[Stored items]

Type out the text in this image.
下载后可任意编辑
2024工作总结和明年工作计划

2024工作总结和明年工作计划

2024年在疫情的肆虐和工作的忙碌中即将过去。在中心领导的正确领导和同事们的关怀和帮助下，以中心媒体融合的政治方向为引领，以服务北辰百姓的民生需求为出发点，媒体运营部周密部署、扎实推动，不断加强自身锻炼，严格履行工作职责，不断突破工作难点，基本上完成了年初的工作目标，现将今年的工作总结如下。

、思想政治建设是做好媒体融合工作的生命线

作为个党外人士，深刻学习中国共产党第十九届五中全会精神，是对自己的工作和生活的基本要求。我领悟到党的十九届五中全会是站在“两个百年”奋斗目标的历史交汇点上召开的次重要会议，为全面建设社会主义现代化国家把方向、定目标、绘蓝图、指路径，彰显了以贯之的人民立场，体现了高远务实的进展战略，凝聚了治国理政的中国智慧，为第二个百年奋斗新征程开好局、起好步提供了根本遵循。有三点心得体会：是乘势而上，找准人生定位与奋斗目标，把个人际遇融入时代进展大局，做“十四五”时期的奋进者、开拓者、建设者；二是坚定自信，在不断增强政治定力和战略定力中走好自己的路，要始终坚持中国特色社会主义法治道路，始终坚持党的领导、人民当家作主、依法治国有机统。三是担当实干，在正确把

### Stated problem:
Exactly reproduce every line of the records.

### Exercise result:
Type out the text in this image.
下载后可任意编辑
2024工作总结和明年工作计划

2024工作总结和明年工作计划

2024年在疫情的肆虐和工作的忙碌中即将过去。在中心领导的正确领导和同事们的关怀和帮助下，以中心媒体融合的政治方向为引领，以服务北辰百姓的民生需求为出发点，媒体运营部周密部署、扎实推动，不断加强自身锻炼，严格履行工作职责，不断突破工作难点，基本上完成了年初的工作目标，现将今年的工作总结如下。

、思想政治建设是做好媒体融合工作的生命线

作为个党外人士，深刻学习中国共产党第十九届五中全会精神，是对自己的工作和生活的基本要求。我领悟到党的十九届五中全会是站在“两个百年”奋斗目标的历史交汇点上召开的次重要会议，为全面建设社会主义现代化国家把方向、定目标、绘蓝图、指路径，彰显了以贯之的人民立场，体现了高远务实的进展战略，凝聚了治国理政的中国智慧，为第二个百年奋斗新征程开好局、起好步提供了根本遵循。有三点心得体会：是乘势而上，找准人生定位与奋斗目标，把个人际遇融入时代进展大局，做“十四五”时期的奋进者、开拓者、建设者；二是坚定自信，在不断增强政治定力和战略定力中走好自己的路，要始终坚持中国特色社会主义法治道路，始终坚持党的领导、人民当家作主、依法治国有机统。三是担当实干，在正确把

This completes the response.